EXERCISE OBJECTIVE — Type out the complete listing below word for word, without its pictures.

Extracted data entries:
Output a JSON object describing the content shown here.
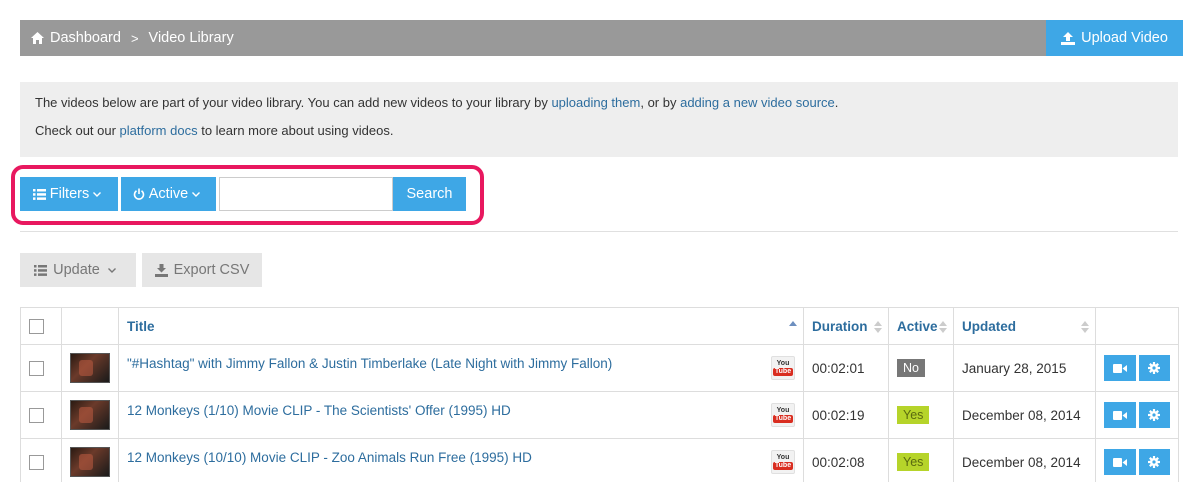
{
  "breadcrumb": {
    "home": "Dashboard",
    "separator": ">",
    "current": "Video Library"
  },
  "header": {
    "upload_label": "Upload Video"
  },
  "info": {
    "line1_pre": "The videos below are part of your video library. You can add new videos to your library by ",
    "line1_link1": "uploading them",
    "line1_mid": ", or by ",
    "line1_link2": "adding a new video source",
    "line1_post": ".",
    "line2_pre": "Check out our ",
    "line2_link": "platform docs",
    "line2_post": " to learn more about using videos."
  },
  "filters": {
    "filters_label": "Filters",
    "active_label": "Active",
    "search_value": "",
    "search_label": "Search"
  },
  "actions": {
    "update_label": "Update",
    "export_label": "Export CSV"
  },
  "table": {
    "columns": {
      "title": "Title",
      "duration": "Duration",
      "active": "Active",
      "updated": "Updated"
    },
    "rows": [
      {
        "title": "\"#Hashtag\" with Jimmy Fallon & Justin Timberlake (Late Night with Jimmy Fallon)",
        "source": "YouTube",
        "duration": "00:02:01",
        "active": "No",
        "updated": "January 28, 2015"
      },
      {
        "title": "12 Monkeys (1/10) Movie CLIP - The Scientists' Offer (1995) HD",
        "source": "YouTube",
        "duration": "00:02:19",
        "active": "Yes",
        "updated": "December 08, 2014"
      },
      {
        "title": "12 Monkeys (10/10) Movie CLIP - Zoo Animals Run Free (1995) HD",
        "source": "YouTube",
        "duration": "00:02:08",
        "active": "Yes",
        "updated": "December 08, 2014"
      }
    ]
  },
  "youtube_badge": {
    "top": "You",
    "bottom": "Tube"
  },
  "colors": {
    "accent": "#3ea7e6",
    "topbar": "#999999",
    "highlight": "#e8185f",
    "badge_yes": "#b6d42a",
    "badge_no": "#777777",
    "link": "#2d6d9e"
  },
  "icons": {
    "home": "home-icon",
    "upload": "upload-icon",
    "filters": "list-icon",
    "active": "power-icon",
    "update": "list-icon",
    "export": "download-icon",
    "row_video": "video-camera-icon",
    "row_settings": "gear-icon"
  }
}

ANSWER TO THIS TASK —
Output a JSON object describing the content shown here.
{
  "breadcrumb": {
    "home": "Dashboard",
    "separator": ">",
    "current": "Video Library"
  },
  "header": {
    "upload_label": "Upload Video"
  },
  "info": {
    "line1_pre": "The videos below are part of your video library. You can add new videos to your library by ",
    "line1_link1": "uploading them",
    "line1_mid": ", or by ",
    "line1_link2": "adding a new video source",
    "line1_post": ".",
    "line2_pre": "Check out our ",
    "line2_link": "platform docs",
    "line2_post": " to learn more about using videos."
  },
  "filters": {
    "filters_label": "Filters",
    "active_label": "Active",
    "search_value": "",
    "search_label": "Search"
  },
  "actions": {
    "update_label": "Update",
    "export_label": "Export CSV"
  },
  "table": {
    "columns": {
      "title": "Title",
      "duration": "Duration",
      "active": "Active",
      "updated": "Updated"
    },
    "rows": [
      {
        "title": "\"#Hashtag\" with Jimmy Fallon & Justin Timberlake (Late Night with Jimmy Fallon)",
        "source": "YouTube",
        "duration": "00:02:01",
        "active": "No",
        "updated": "January 28, 2015"
      },
      {
        "title": "12 Monkeys (1/10) Movie CLIP - The Scientists' Offer (1995) HD",
        "source": "YouTube",
        "duration": "00:02:19",
        "active": "Yes",
        "updated": "December 08, 2014"
      },
      {
        "title": "12 Monkeys (10/10) Movie CLIP - Zoo Animals Run Free (1995) HD",
        "source": "YouTube",
        "duration": "00:02:08",
        "active": "Yes",
        "updated": "December 08, 2014"
      }
    ]
  },
  "youtube_badge": {
    "top": "You",
    "bottom": "Tube"
  },
  "colors": {
    "accent": "#3ea7e6",
    "topbar": "#999999",
    "highlight": "#e8185f",
    "badge_yes": "#b6d42a",
    "badge_no": "#777777",
    "link": "#2d6d9e"
  },
  "icons": {
    "home": "home-icon",
    "upload": "upload-icon",
    "filters": "list-icon",
    "active": "power-icon",
    "update": "list-icon",
    "export": "download-icon",
    "row_video": "video-camera-icon",
    "row_settings": "gear-icon"
  }
}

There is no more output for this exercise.